- **BRIEF**
For each line in the data below that holds "skupina", return a copy.

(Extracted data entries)
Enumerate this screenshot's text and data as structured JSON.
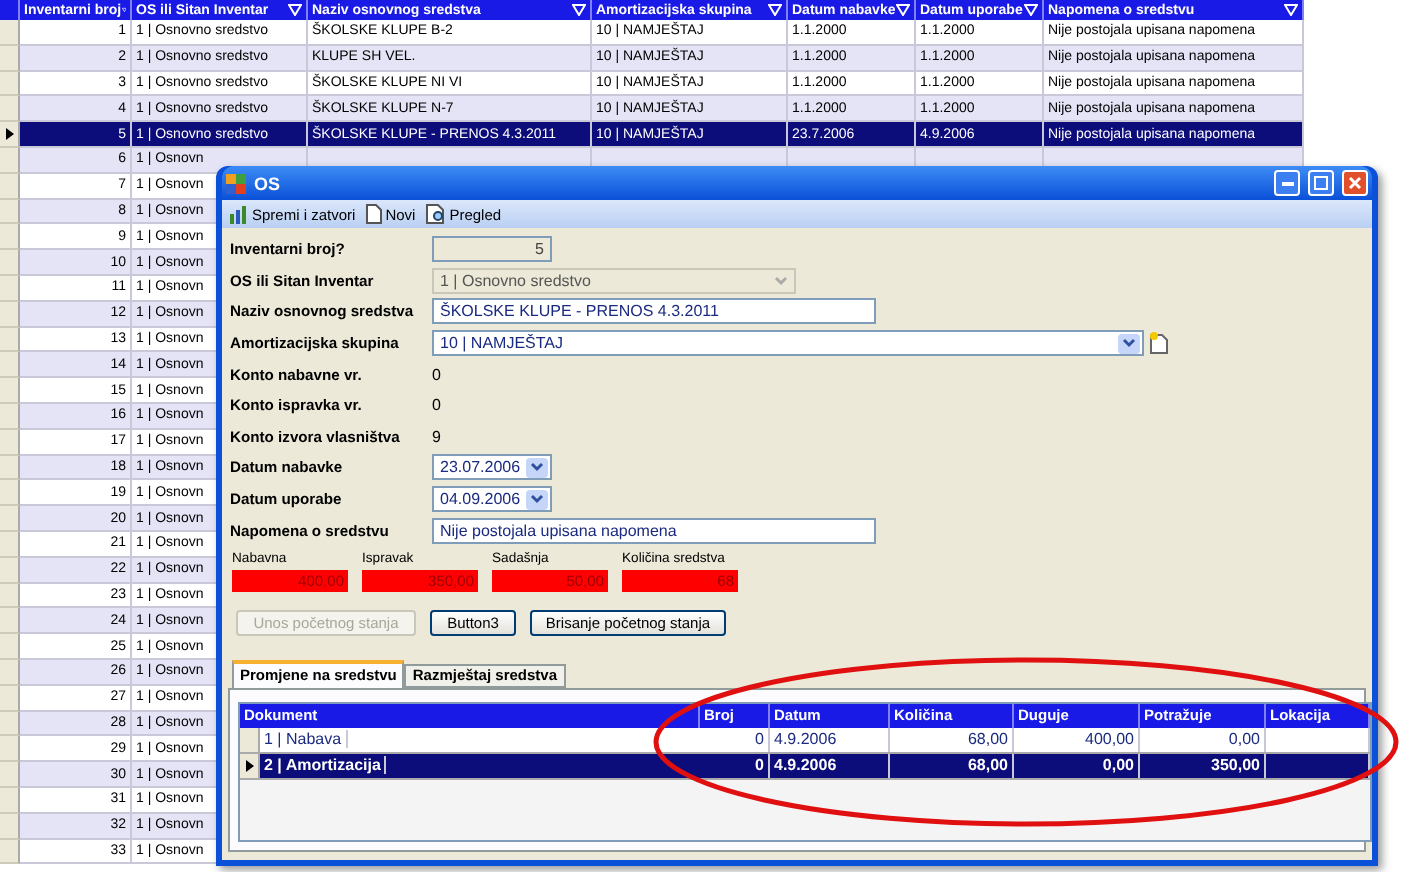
{
  "background_grid": {
    "columns": [
      "Inventarni broj",
      "OS ili Sitan Inventar",
      "Naziv osnovnog sredstva",
      "Amortizacijska skupina",
      "Datum nabavke",
      "Datum uporabe",
      "Napomena o sredstvu"
    ],
    "rows": [
      {
        "selected": false,
        "cells": [
          "1",
          "1 | Osnovno sredstvo",
          "ŠKOLSKE KLUPE B-2",
          "10 | NAMJEŠTAJ",
          "1.1.2000",
          "1.1.2000",
          "Nije postojala upisana napomena"
        ]
      },
      {
        "selected": false,
        "cells": [
          "2",
          "1 | Osnovno sredstvo",
          "KLUPE SH VEL.",
          "10 | NAMJEŠTAJ",
          "1.1.2000",
          "1.1.2000",
          "Nije postojala upisana napomena"
        ]
      },
      {
        "selected": false,
        "cells": [
          "3",
          "1 | Osnovno sredstvo",
          "ŠKOLSKE KLUPE NI VI",
          "10 | NAMJEŠTAJ",
          "1.1.2000",
          "1.1.2000",
          "Nije postojala upisana napomena"
        ]
      },
      {
        "selected": false,
        "cells": [
          "4",
          "1 | Osnovno sredstvo",
          "ŠKOLSKE KLUPE N-7",
          "10 | NAMJEŠTAJ",
          "1.1.2000",
          "1.1.2000",
          "Nije postojala upisana napomena"
        ]
      },
      {
        "selected": true,
        "cells": [
          "5",
          "1 | Osnovno sredstvo",
          "ŠKOLSKE KLUPE - PRENOS 4.3.2011",
          "10 | NAMJEŠTAJ",
          "23.7.2006",
          "4.9.2006",
          "Nije postojala upisana napomena"
        ]
      },
      {
        "selected": false,
        "cells": [
          "6",
          "1 | Osnovn"
        ]
      },
      {
        "selected": false,
        "cells": [
          "7",
          "1 | Osnovn"
        ]
      },
      {
        "selected": false,
        "cells": [
          "8",
          "1 | Osnovn"
        ]
      },
      {
        "selected": false,
        "cells": [
          "9",
          "1 | Osnovn"
        ]
      },
      {
        "selected": false,
        "cells": [
          "10",
          "1 | Osnovn"
        ]
      },
      {
        "selected": false,
        "cells": [
          "11",
          "1 | Osnovn"
        ]
      },
      {
        "selected": false,
        "cells": [
          "12",
          "1 | Osnovn"
        ]
      },
      {
        "selected": false,
        "cells": [
          "13",
          "1 | Osnovn"
        ]
      },
      {
        "selected": false,
        "cells": [
          "14",
          "1 | Osnovn"
        ]
      },
      {
        "selected": false,
        "cells": [
          "15",
          "1 | Osnovn"
        ]
      },
      {
        "selected": false,
        "cells": [
          "16",
          "1 | Osnovn"
        ]
      },
      {
        "selected": false,
        "cells": [
          "17",
          "1 | Osnovn"
        ]
      },
      {
        "selected": false,
        "cells": [
          "18",
          "1 | Osnovn"
        ]
      },
      {
        "selected": false,
        "cells": [
          "19",
          "1 | Osnovn"
        ]
      },
      {
        "selected": false,
        "cells": [
          "20",
          "1 | Osnovn"
        ]
      },
      {
        "selected": false,
        "cells": [
          "21",
          "1 | Osnovn"
        ]
      },
      {
        "selected": false,
        "cells": [
          "22",
          "1 | Osnovn"
        ]
      },
      {
        "selected": false,
        "cells": [
          "23",
          "1 | Osnovn"
        ]
      },
      {
        "selected": false,
        "cells": [
          "24",
          "1 | Osnovn"
        ]
      },
      {
        "selected": false,
        "cells": [
          "25",
          "1 | Osnovn"
        ]
      },
      {
        "selected": false,
        "cells": [
          "26",
          "1 | Osnovn"
        ]
      },
      {
        "selected": false,
        "cells": [
          "27",
          "1 | Osnovn"
        ]
      },
      {
        "selected": false,
        "cells": [
          "28",
          "1 | Osnovn"
        ]
      },
      {
        "selected": false,
        "cells": [
          "29",
          "1 | Osnovn"
        ]
      },
      {
        "selected": false,
        "cells": [
          "30",
          "1 | Osnovn"
        ]
      },
      {
        "selected": false,
        "cells": [
          "31",
          "1 | Osnovn"
        ]
      },
      {
        "selected": false,
        "cells": [
          "32",
          "1 | Osnovn"
        ]
      },
      {
        "selected": false,
        "cells": [
          "33",
          "1 | Osnovn"
        ]
      }
    ]
  },
  "window": {
    "title": "OS",
    "toolbar": [
      {
        "kind": "save",
        "label": "Spremi i zatvori"
      },
      {
        "kind": "new",
        "label": "Novi"
      },
      {
        "kind": "preview",
        "label": "Pregled"
      }
    ],
    "fields": [
      {
        "kind": "number",
        "label": "Inventarni broj?",
        "value": "5"
      },
      {
        "kind": "combo",
        "label": "OS ili Sitan Inventar",
        "value": "1 | Osnovno sredstvo",
        "disabled": true,
        "add_button": false
      },
      {
        "kind": "text",
        "label": "Naziv osnovnog sredstva",
        "value": "ŠKOLSKE KLUPE - PRENOS 4.3.2011"
      },
      {
        "kind": "combo",
        "label": "Amortizacijska skupina",
        "value": "10 | NAMJEŠTAJ",
        "disabled": false,
        "add_button": true
      },
      {
        "kind": "static",
        "label": "Konto nabavne vr.",
        "value": "0"
      },
      {
        "kind": "static",
        "label": "Konto ispravka vr.",
        "value": "0"
      },
      {
        "kind": "static",
        "label": "Konto izvora vlasništva",
        "value": "9"
      },
      {
        "kind": "date",
        "label": "Datum nabavke",
        "value": "23.07.2006"
      },
      {
        "kind": "date",
        "label": "Datum uporabe",
        "value": "04.09.2006"
      },
      {
        "kind": "text",
        "label": "Napomena o sredstvu",
        "value": "Nije postojala upisana napomena"
      }
    ],
    "totals": [
      {
        "label": "Nabavna",
        "value": "400,00"
      },
      {
        "label": "Ispravak",
        "value": "350,00"
      },
      {
        "label": "Sadašnja",
        "value": "50,00"
      },
      {
        "label": "Količina sredstva",
        "value": "68"
      }
    ],
    "buttons": [
      {
        "label": "Unos početnog stanja",
        "disabled": true
      },
      {
        "label": "Button3",
        "disabled": false
      },
      {
        "label": "Brisanje početnog stanja",
        "disabled": false
      }
    ],
    "tabs": [
      {
        "label": "Promjene na sredstvu",
        "selected": true
      },
      {
        "label": "Razmještaj sredstva",
        "selected": false
      }
    ],
    "grid": {
      "columns": [
        "Dokument",
        "Broj",
        "Datum",
        "Količina",
        "Duguje",
        "Potražuje",
        "Lokacija"
      ],
      "rows": [
        {
          "selected": false,
          "cells": [
            "1 | Nabava",
            "0",
            "4.9.2006",
            "68,00",
            "400,00",
            "0,00"
          ]
        },
        {
          "selected": true,
          "cells": [
            "2 | Amortizacija",
            "0",
            "4.9.2006",
            "68,00",
            "0,00",
            "350,00"
          ]
        }
      ]
    }
  }
}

- **THE ANSWER**
      "Amortizacijska skupina",
        "label": "Amortizacijska skupina",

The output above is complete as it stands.